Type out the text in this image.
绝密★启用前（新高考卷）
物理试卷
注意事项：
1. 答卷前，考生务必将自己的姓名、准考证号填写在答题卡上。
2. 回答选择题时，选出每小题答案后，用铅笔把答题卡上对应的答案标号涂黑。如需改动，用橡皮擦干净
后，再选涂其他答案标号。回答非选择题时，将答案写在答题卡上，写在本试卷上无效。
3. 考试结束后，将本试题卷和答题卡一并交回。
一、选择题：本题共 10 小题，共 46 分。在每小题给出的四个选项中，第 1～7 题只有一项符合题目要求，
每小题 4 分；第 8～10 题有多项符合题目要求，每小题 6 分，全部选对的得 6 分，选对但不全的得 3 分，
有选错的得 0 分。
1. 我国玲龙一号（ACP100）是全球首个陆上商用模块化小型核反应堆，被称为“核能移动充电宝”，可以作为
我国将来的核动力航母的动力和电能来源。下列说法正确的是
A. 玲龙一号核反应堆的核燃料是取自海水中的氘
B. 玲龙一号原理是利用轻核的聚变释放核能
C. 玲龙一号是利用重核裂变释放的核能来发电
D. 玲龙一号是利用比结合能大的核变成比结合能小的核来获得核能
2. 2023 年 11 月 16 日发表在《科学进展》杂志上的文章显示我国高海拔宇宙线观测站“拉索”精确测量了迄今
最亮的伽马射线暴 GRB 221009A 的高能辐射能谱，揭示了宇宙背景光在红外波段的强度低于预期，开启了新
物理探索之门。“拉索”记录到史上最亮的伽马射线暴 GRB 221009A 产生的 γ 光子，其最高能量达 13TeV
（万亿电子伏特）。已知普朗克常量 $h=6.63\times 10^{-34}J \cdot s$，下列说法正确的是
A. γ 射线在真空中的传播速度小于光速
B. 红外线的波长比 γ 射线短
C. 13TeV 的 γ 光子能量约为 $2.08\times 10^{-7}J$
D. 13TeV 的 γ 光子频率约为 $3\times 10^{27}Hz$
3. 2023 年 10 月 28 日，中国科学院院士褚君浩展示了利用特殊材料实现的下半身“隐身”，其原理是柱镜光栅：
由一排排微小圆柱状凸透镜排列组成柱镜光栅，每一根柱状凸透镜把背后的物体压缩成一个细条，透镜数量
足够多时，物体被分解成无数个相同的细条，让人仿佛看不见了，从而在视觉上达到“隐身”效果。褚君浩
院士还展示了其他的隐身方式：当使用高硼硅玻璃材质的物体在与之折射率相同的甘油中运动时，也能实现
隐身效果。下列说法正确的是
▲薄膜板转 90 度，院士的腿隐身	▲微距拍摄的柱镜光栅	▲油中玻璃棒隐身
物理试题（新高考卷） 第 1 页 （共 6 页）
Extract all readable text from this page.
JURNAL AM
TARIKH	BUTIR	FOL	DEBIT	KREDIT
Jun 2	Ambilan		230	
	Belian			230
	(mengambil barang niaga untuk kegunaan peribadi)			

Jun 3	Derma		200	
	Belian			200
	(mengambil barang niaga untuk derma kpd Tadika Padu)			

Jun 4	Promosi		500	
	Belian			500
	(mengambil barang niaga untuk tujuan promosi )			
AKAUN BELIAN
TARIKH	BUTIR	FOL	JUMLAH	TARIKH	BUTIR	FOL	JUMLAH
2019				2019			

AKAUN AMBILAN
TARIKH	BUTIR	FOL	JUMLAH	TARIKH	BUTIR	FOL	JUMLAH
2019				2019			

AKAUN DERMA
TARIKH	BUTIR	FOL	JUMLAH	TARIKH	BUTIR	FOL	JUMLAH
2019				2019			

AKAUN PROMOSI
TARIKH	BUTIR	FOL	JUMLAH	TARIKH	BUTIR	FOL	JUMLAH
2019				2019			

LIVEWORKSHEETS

**Problem description:**
Reproduce the material above without altering a single character.

**Correct answer:**
Type out the text in this image.
绝密★启用前（新高考卷）
物理试卷
注意事项：
1. 答卷前，考生务必将自己的姓名、准考证号填写在答题卡上。
2. 回答选择题时，选出每小题答案后，用铅笔把答题卡上对应的答案标号涂黑。如需改动，用橡皮擦干净
后，再选涂其他答案标号。回答非选择题时，将答案写在答题卡上，写在本试卷上无效。
3. 考试结束后，将本试题卷和答题卡一并交回。
一、选择题：本题共 10 小题，共 46 分。在每小题给出的四个选项中，第 1～7 题只有一项符合题目要求，
每小题 4 分；第 8～10 题有多项符合题目要求，每小题 6 分，全部选对的得 6 分，选对但不全的得 3 分，
有选错的得 0 分。
1. 我国玲龙一号（ACP100）是全球首个陆上商用模块化小型核反应堆，被称为“核能移动充电宝”，可以作为
我国将来的核动力航母的动力和电能来源。下列说法正确的是
A. 玲龙一号核反应堆的核燃料是取自海水中的氘
B. 玲龙一号原理是利用轻核的聚变释放核能
C. 玲龙一号是利用重核裂变释放的核能来发电
D. 玲龙一号是利用比结合能大的核变成比结合能小的核来获得核能
2. 2023 年 11 月 16 日发表在《科学进展》杂志上的文章显示我国高海拔宇宙线观测站“拉索”精确测量了迄今
最亮的伽马射线暴 GRB 221009A 的高能辐射能谱，揭示了宇宙背景光在红外波段的强度低于预期，开启了新
物理探索之门。“拉索”记录到史上最亮的伽马射线暴 GRB 221009A 产生的 γ 光子，其最高能量达 13TeV
（万亿电子伏特）。已知普朗克常量 $h=6.63\times 10^{-34}J \cdot s$，下列说法正确的是
A. γ 射线在真空中的传播速度小于光速
B. 红外线的波长比 γ 射线短
C. 13TeV 的 γ 光子能量约为 $2.08\times 10^{-7}J$
D. 13TeV 的 γ 光子频率约为 $3\times 10^{27}Hz$
3. 2023 年 10 月 28 日，中国科学院院士褚君浩展示了利用特殊材料实现的下半身“隐身”，其原理是柱镜光栅：
由一排排微小圆柱状凸透镜排列组成柱镜光栅，每一根柱状凸透镜把背后的物体压缩成一个细条，透镜数量
足够多时，物体被分解成无数个相同的细条，让人仿佛看不见了，从而在视觉上达到“隐身”效果。褚君浩
院士还展示了其他的隐身方式：当使用高硼硅玻璃材质的物体在与之折射率相同的甘油中运动时，也能实现
隐身效果。下列说法正确的是
▲薄膜板转 90 度，院士的腿隐身	▲微距拍摄的柱镜光栅	▲油中玻璃棒隐身
物理试题（新高考卷） 第 1 页 （共 6 页）
Extract all readable text from this page.
JURNAL AM
TARIKH	BUTIR	FOL	DEBIT	KREDIT
Jun 2	Ambilan		230	
	Belian			230
	(mengambil barang niaga untuk kegunaan peribadi)			

Jun 3	Derma		200	
	Belian			200
	(mengambil barang niaga untuk derma kpd Tadika Padu)			

Jun 4	Promosi		500	
	Belian			500
	(mengambil barang niaga untuk tujuan promosi )			
AKAUN BELIAN
TARIKH	BUTIR	FOL	JUMLAH	TARIKH	BUTIR	FOL	JUMLAH
2019				2019			

AKAUN AMBILAN
TARIKH	BUTIR	FOL	JUMLAH	TARIKH	BUTIR	FOL	JUMLAH
2019				2019			

AKAUN DERMA
TARIKH	BUTIR	FOL	JUMLAH	TARIKH	BUTIR	FOL	JUMLAH
2019				2019			

AKAUN PROMOSI
TARIKH	BUTIR	FOL	JUMLAH	TARIKH	BUTIR	FOL	JUMLAH
2019				2019			

LIVEWORKSHEETS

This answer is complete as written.